> EXERCISE
Retype every record exactly. Skip the images.

> PROVIDED RECORDS
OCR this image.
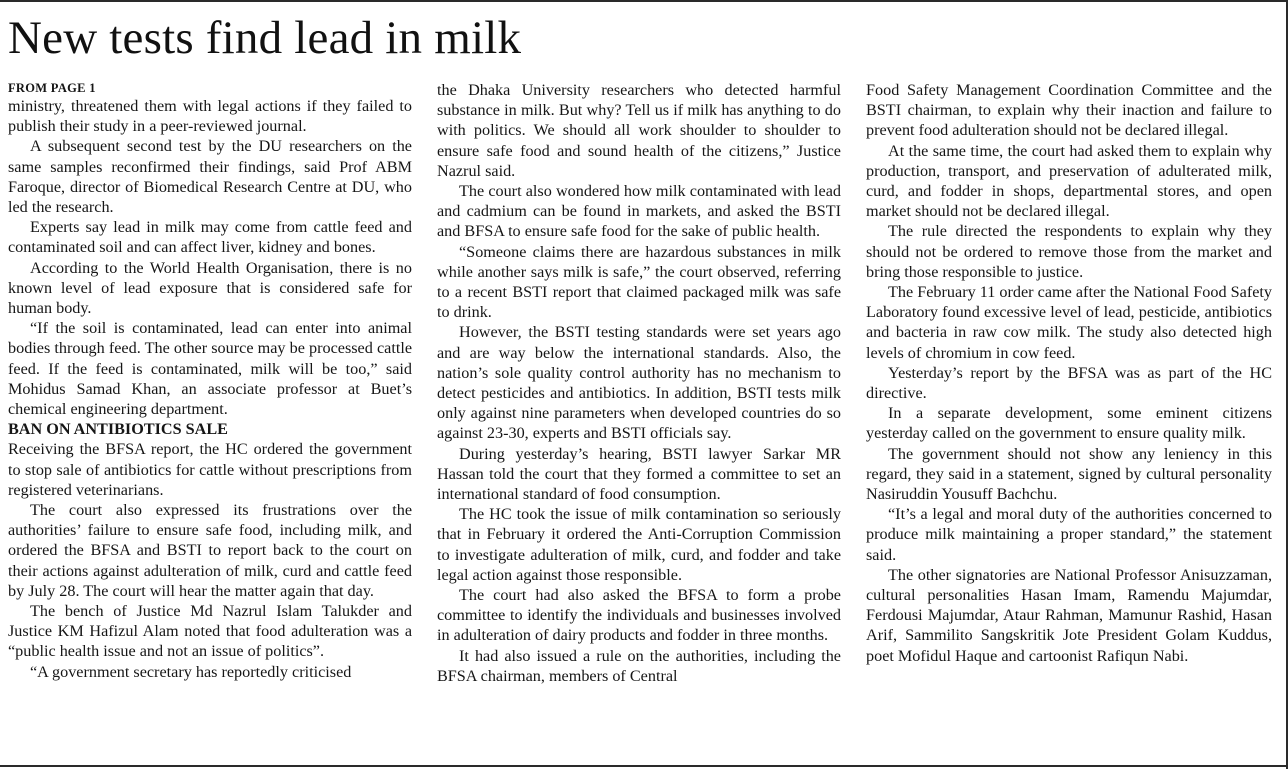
New tests find lead in milk
FROM PAGE 1

ministry, threatened them with legal actions if they failed to publish their study in a peer-reviewed journal.

A subsequent second test by the DU researchers on the same samples reconfirmed their findings, said Prof ABM Faroque, director of Biomedical Research Centre at DU, who led the research.

Experts say lead in milk may come from cattle feed and contaminated soil and can affect liver, kidney and bones.

According to the World Health Organisation, there is no known level of lead exposure that is considered safe for human body.

“If the soil is contaminated, lead can enter into animal bodies through feed. The other source may be processed cattle feed. If the feed is contaminated, milk will be too,” said Mohidus Samad Khan, an associate professor at Buet’s chemical engineering department.

BAN ON ANTIBIOTICS SALE

Receiving the BFSA report, the HC ordered the government to stop sale of antibiotics for cattle without prescriptions from registered veterinarians.

The court also expressed its frustrations over the authorities’ failure to ensure safe food, including milk, and ordered the BFSA and BSTI to report back to the court on their actions against adulteration of milk, curd and cattle feed by July 28. The court will hear the matter again that day.

The bench of Justice Md Nazrul Islam Talukder and Justice KM Hafizul Alam noted that food adulteration was a “public health issue and not an issue of politics”.

“A government secretary has reportedly criticised

the Dhaka University researchers who detected harmful substance in milk. But why? Tell us if milk has anything to do with politics. We should all work shoulder to shoulder to ensure safe food and sound health of the citizens,” Justice Nazrul said.

The court also wondered how milk contaminated with lead and cadmium can be found in markets, and asked the BSTI and BFSA to ensure safe food for the sake of public health.

“Someone claims there are hazardous substances in milk while another says milk is safe,” the court observed, referring to a recent BSTI report that claimed packaged milk was safe to drink.

However, the BSTI testing standards were set years ago and are way below the international standards. Also, the nation’s sole quality control authority has no mechanism to detect pesticides and antibiotics. In addition, BSTI tests milk only against nine parameters when developed countries do so against 23-30, experts and BSTI officials say.

During yesterday’s hearing, BSTI lawyer Sarkar MR Hassan told the court that they formed a committee to set an international standard of food consumption.

The HC took the issue of milk contamination so seriously that in February it ordered the Anti-Corruption Commission to investigate adulteration of milk, curd, and fodder and take legal action against those responsible.

The court had also asked the BFSA to form a probe committee to identify the individuals and businesses involved in adulteration of dairy products and fodder in three months.

It had also issued a rule on the authorities, including the BFSA chairman, members of Central

Food Safety Management Coordination Committee and the BSTI chairman, to explain why their inaction and failure to prevent food adulteration should not be declared illegal.

At the same time, the court had asked them to explain why production, transport, and preservation of adulterated milk, curd, and fodder in shops, departmental stores, and open market should not be declared illegal.

The rule directed the respondents to explain why they should not be ordered to remove those from the market and bring those responsible to justice.

The February 11 order came after the National Food Safety Laboratory found excessive level of lead, pesticide, antibiotics and bacteria in raw cow milk. The study also detected high levels of chromium in cow feed.

Yesterday’s report by the BFSA was as part of the HC directive.

In a separate development, some eminent citizens yesterday called on the government to ensure quality milk.

The government should not show any leniency in this regard, they said in a statement, signed by cultural personality Nasiruddin Yousuff Bachchu.

“It’s a legal and moral duty of the authorities concerned to produce milk maintaining a proper standard,” the statement said.

The other signatories are National Professor Anisuzzaman, cultural personalities Hasan Imam, Ramendu Majumdar, Ferdousi Majumdar, Ataur Rahman, Mamunur Rashid, Hasan Arif, Sammilito Sangskritik Jote President Golam Kuddus, poet Mofidul Haque and cartoonist Rafiqun Nabi.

> ANSWER BOX
OCR this image.
New tests find lead in milk
FROM PAGE 1

ministry, threatened them with legal actions if they failed to publish their study in a peer-reviewed journal.

A subsequent second test by the DU researchers on the same samples reconfirmed their findings, said Prof ABM Faroque, director of Biomedical Research Centre at DU, who led the research.

Experts say lead in milk may come from cattle feed and contaminated soil and can affect liver, kidney and bones.

According to the World Health Organisation, there is no known level of lead exposure that is considered safe for human body.

“If the soil is contaminated, lead can enter into animal bodies through feed. The other source may be processed cattle feed. If the feed is contaminated, milk will be too,” said Mohidus Samad Khan, an associate professor at Buet’s chemical engineering department.

BAN ON ANTIBIOTICS SALE

Receiving the BFSA report, the HC ordered the government to stop sale of antibiotics for cattle without prescriptions from registered veterinarians.

The court also expressed its frustrations over the authorities’ failure to ensure safe food, including milk, and ordered the BFSA and BSTI to report back to the court on their actions against adulteration of milk, curd and cattle feed by July 28. The court will hear the matter again that day.

The bench of Justice Md Nazrul Islam Talukder and Justice KM Hafizul Alam noted that food adulteration was a “public health issue and not an issue of politics”.

“A government secretary has reportedly criticised

the Dhaka University researchers who detected harmful substance in milk. But why? Tell us if milk has anything to do with politics. We should all work shoulder to shoulder to ensure safe food and sound health of the citizens,” Justice Nazrul said.

The court also wondered how milk contaminated with lead and cadmium can be found in markets, and asked the BSTI and BFSA to ensure safe food for the sake of public health.

“Someone claims there are hazardous substances in milk while another says milk is safe,” the court observed, referring to a recent BSTI report that claimed packaged milk was safe to drink.

However, the BSTI testing standards were set years ago and are way below the international standards. Also, the nation’s sole quality control authority has no mechanism to detect pesticides and antibiotics. In addition, BSTI tests milk only against nine parameters when developed countries do so against 23-30, experts and BSTI officials say.

During yesterday’s hearing, BSTI lawyer Sarkar MR Hassan told the court that they formed a committee to set an international standard of food consumption.

The HC took the issue of milk contamination so seriously that in February it ordered the Anti-Corruption Commission to investigate adulteration of milk, curd, and fodder and take legal action against those responsible.

The court had also asked the BFSA to form a probe committee to identify the individuals and businesses involved in adulteration of dairy products and fodder in three months.

It had also issued a rule on the authorities, including the BFSA chairman, members of Central

Food Safety Management Coordination Committee and the BSTI chairman, to explain why their inaction and failure to prevent food adulteration should not be declared illegal.

At the same time, the court had asked them to explain why production, transport, and preservation of adulterated milk, curd, and fodder in shops, departmental stores, and open market should not be declared illegal.

The rule directed the respondents to explain why they should not be ordered to remove those from the market and bring those responsible to justice.

The February 11 order came after the National Food Safety Laboratory found excessive level of lead, pesticide, antibiotics and bacteria in raw cow milk. The study also detected high levels of chromium in cow feed.

Yesterday’s report by the BFSA was as part of the HC directive.

In a separate development, some eminent citizens yesterday called on the government to ensure quality milk.

The government should not show any leniency in this regard, they said in a statement, signed by cultural personality Nasiruddin Yousuff Bachchu.

“It’s a legal and moral duty of the authorities concerned to produce milk maintaining a proper standard,” the statement said.

The other signatories are National Professor Anisuzzaman, cultural personalities Hasan Imam, Ramendu Majumdar, Ferdousi Majumdar, Ataur Rahman, Mamunur Rashid, Hasan Arif, Sammilito Sangskritik Jote President Golam Kuddus, poet Mofidul Haque and cartoonist Rafiqun Nabi.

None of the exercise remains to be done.